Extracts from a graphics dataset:
— start —
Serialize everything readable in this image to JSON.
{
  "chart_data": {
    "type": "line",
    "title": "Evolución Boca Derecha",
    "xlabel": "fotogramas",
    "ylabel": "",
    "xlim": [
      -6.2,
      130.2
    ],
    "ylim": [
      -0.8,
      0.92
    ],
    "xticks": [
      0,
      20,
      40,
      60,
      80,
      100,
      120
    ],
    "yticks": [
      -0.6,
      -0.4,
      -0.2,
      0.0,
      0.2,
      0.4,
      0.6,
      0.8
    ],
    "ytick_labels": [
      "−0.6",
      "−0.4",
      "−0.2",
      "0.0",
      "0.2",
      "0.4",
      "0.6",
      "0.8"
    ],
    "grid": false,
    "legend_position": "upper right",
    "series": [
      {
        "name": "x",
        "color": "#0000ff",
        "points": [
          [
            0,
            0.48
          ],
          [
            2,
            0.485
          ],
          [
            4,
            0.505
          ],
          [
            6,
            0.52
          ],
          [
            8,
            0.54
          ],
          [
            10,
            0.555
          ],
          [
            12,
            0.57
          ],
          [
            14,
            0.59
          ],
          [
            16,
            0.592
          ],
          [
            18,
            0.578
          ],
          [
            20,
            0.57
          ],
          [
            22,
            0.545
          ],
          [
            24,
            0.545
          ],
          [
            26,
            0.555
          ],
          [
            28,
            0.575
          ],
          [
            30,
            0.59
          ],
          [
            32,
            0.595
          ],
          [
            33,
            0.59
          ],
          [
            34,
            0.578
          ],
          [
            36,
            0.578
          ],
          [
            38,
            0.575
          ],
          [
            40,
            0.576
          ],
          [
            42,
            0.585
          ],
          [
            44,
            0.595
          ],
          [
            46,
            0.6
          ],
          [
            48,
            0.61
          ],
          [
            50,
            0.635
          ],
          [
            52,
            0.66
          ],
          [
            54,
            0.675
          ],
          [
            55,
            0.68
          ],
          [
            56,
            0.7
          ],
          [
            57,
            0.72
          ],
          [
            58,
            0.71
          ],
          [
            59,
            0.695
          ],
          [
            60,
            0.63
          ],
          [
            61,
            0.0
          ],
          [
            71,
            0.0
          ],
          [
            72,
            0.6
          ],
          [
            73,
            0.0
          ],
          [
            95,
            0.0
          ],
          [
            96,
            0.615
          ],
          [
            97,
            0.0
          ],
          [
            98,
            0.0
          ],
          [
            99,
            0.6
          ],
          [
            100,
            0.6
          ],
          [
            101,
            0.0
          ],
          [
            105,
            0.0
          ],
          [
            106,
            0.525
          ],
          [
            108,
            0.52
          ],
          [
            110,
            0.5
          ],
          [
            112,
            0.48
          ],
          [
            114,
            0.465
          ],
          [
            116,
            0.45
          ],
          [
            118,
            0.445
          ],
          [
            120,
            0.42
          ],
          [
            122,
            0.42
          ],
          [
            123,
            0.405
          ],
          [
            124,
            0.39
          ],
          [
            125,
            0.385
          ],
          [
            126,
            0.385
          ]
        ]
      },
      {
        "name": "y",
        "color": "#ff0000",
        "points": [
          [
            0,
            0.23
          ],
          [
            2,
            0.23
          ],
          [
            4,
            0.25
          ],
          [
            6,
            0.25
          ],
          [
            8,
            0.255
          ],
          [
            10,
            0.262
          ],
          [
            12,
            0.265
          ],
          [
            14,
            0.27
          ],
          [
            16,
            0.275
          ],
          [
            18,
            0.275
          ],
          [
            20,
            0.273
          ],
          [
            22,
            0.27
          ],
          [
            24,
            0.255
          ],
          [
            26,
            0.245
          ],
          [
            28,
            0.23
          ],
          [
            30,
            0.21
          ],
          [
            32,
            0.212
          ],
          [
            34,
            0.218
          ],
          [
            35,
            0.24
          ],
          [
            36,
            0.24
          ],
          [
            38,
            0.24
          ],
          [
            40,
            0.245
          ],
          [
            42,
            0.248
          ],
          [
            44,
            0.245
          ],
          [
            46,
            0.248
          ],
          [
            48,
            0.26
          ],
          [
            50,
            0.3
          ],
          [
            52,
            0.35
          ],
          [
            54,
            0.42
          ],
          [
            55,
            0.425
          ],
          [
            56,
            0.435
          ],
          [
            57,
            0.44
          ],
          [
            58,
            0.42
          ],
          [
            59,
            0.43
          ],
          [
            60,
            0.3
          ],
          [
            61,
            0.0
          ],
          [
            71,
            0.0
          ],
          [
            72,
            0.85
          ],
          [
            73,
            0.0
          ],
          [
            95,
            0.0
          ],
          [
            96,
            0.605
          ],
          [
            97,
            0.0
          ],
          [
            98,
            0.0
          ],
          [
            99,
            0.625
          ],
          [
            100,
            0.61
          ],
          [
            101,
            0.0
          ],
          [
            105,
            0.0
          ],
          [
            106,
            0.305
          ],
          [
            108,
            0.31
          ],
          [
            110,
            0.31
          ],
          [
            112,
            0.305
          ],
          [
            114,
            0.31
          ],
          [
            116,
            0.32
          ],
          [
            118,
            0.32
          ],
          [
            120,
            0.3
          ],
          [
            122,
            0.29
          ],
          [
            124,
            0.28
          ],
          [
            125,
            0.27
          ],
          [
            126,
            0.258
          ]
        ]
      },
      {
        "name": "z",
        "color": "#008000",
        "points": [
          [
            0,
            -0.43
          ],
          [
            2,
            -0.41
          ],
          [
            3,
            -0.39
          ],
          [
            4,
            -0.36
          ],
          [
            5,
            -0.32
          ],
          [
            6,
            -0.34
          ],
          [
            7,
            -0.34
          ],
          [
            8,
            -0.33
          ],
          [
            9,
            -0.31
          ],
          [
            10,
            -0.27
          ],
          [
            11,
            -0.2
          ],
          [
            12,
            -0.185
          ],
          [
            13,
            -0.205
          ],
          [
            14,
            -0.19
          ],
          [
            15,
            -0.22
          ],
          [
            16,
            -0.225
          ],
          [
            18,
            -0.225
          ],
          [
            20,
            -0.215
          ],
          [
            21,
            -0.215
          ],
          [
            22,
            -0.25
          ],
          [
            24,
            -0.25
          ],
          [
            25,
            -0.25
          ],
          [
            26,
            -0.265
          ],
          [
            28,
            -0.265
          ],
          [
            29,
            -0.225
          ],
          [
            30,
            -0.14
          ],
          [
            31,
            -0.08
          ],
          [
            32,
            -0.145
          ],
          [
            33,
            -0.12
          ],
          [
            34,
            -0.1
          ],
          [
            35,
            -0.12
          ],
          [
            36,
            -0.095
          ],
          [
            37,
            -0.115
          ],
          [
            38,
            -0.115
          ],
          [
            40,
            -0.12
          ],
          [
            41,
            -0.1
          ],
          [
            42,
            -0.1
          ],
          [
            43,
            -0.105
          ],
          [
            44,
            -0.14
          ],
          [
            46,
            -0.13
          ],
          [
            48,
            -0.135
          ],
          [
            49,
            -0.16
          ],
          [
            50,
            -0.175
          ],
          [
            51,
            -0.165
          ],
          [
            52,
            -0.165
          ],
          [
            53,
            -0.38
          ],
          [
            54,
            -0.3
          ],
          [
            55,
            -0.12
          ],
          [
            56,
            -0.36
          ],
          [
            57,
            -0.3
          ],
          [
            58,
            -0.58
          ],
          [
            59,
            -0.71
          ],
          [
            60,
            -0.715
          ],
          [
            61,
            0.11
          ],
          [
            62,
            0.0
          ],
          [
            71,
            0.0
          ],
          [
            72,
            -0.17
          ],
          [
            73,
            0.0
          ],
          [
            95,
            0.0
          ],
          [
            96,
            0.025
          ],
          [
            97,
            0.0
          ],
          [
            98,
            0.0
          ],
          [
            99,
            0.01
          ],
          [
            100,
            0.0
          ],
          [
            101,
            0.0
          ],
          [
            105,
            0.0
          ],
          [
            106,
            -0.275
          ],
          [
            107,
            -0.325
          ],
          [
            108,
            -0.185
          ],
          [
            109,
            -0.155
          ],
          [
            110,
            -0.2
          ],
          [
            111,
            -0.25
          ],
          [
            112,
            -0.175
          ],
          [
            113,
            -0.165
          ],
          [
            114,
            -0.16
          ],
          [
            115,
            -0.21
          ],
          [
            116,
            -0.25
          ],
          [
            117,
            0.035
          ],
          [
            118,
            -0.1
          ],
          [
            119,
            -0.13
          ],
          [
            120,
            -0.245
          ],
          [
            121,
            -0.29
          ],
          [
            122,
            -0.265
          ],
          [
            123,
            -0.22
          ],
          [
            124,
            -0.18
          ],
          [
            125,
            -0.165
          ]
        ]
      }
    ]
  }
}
— end —
▶ **Goal**:
Work out how many lines of the listing above include the word "color". Report only the number.

▶ **Right answer**:
3